* _THE EXERCISE_: Your answer should be a single number: the count of lines that hold the word "period".

* _RECORDS SHOWN_:
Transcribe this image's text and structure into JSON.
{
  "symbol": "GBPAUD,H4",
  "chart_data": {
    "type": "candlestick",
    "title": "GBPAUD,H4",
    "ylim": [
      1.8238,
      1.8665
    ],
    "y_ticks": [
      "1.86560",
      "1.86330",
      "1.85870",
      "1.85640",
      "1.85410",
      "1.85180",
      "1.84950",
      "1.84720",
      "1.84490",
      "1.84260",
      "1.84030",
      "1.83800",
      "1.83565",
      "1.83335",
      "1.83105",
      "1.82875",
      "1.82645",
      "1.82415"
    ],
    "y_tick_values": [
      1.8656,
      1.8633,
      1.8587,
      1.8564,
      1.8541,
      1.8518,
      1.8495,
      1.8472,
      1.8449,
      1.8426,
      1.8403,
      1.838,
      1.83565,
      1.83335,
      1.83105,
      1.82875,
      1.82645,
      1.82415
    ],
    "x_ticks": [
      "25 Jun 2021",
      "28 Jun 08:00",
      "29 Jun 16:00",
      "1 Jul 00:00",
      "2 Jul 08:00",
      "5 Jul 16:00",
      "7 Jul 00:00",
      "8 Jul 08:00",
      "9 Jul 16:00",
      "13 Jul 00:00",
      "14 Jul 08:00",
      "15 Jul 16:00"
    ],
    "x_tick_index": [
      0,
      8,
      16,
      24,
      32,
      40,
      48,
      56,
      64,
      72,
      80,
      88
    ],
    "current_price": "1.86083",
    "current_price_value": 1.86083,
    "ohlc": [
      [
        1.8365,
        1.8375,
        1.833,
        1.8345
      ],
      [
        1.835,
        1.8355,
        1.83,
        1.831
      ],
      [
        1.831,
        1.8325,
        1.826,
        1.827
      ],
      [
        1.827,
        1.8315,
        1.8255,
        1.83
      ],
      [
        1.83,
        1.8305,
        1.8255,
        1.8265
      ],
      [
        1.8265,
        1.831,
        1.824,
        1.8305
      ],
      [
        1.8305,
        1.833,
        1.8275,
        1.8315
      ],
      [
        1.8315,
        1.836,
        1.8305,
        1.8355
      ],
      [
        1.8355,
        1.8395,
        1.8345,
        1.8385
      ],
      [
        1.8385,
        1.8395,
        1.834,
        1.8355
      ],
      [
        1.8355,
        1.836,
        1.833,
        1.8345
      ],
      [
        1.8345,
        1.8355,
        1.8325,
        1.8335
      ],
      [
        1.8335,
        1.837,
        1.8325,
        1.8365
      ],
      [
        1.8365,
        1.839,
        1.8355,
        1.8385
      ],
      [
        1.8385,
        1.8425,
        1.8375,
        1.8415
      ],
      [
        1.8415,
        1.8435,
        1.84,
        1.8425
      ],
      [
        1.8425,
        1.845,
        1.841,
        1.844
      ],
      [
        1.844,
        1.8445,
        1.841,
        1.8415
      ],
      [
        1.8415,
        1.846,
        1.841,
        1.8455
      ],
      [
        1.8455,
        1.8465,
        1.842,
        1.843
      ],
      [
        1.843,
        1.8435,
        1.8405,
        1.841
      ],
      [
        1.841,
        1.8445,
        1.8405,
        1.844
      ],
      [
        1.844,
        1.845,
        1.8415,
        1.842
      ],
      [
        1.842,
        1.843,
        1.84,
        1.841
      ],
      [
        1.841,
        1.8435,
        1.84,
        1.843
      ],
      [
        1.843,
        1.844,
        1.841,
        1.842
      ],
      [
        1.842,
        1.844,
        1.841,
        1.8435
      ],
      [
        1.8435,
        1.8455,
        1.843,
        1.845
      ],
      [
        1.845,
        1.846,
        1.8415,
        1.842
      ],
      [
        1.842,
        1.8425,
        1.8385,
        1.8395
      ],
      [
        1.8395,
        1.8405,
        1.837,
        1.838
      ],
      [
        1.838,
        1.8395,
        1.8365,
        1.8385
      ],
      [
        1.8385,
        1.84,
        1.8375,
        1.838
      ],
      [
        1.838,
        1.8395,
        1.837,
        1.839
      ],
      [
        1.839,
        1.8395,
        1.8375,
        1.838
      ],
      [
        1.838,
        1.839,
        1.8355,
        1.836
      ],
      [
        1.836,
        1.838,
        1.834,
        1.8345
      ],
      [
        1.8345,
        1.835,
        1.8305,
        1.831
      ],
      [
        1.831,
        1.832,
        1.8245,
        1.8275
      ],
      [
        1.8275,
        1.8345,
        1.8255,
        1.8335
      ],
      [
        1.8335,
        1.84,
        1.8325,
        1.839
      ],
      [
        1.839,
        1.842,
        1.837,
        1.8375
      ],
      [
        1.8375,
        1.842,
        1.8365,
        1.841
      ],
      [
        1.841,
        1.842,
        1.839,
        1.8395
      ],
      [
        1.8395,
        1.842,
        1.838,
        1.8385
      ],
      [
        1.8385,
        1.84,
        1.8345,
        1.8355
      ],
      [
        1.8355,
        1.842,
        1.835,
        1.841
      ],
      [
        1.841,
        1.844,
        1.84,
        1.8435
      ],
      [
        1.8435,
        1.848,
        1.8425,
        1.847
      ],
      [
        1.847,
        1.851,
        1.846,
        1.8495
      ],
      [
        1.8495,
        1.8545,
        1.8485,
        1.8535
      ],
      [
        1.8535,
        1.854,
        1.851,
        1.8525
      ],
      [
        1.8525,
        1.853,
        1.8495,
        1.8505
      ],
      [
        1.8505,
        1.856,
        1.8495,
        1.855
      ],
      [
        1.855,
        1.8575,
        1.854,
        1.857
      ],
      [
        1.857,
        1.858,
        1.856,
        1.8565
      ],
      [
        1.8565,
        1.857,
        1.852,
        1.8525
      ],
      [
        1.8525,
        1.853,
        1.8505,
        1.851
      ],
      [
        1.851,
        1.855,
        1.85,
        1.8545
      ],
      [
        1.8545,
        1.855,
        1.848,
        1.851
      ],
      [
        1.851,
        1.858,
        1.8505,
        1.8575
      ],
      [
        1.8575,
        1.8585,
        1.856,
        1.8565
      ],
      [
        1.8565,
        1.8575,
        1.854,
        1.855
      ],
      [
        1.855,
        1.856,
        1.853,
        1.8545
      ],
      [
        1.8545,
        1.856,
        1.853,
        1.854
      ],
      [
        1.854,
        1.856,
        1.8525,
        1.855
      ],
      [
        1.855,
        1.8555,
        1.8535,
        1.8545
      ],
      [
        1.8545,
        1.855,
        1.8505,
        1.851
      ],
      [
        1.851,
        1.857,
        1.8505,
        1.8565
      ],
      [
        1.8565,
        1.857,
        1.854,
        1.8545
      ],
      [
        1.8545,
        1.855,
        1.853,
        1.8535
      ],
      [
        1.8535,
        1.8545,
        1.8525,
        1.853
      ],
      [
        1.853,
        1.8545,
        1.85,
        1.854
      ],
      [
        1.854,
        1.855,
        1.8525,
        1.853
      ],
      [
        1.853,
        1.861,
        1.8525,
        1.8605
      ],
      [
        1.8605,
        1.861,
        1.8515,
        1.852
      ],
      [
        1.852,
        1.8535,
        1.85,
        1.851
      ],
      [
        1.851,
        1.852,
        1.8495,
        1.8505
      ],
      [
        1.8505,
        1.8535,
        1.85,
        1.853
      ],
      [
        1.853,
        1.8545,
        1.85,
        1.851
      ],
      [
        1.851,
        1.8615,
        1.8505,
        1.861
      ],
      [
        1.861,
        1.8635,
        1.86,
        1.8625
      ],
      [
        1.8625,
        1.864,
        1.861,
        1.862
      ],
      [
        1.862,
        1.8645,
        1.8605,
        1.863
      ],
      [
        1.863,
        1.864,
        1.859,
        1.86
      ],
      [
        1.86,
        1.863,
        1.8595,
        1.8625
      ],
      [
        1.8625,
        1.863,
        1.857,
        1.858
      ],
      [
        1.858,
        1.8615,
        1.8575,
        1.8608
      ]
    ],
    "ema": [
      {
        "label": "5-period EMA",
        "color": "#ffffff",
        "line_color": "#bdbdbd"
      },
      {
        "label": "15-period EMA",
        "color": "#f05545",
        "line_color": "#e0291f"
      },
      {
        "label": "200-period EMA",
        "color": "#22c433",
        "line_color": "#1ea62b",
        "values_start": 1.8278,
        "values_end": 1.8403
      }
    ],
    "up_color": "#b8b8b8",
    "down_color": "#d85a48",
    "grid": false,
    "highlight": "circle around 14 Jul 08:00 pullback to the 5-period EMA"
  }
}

* _THE COMPLETED TASK_: 4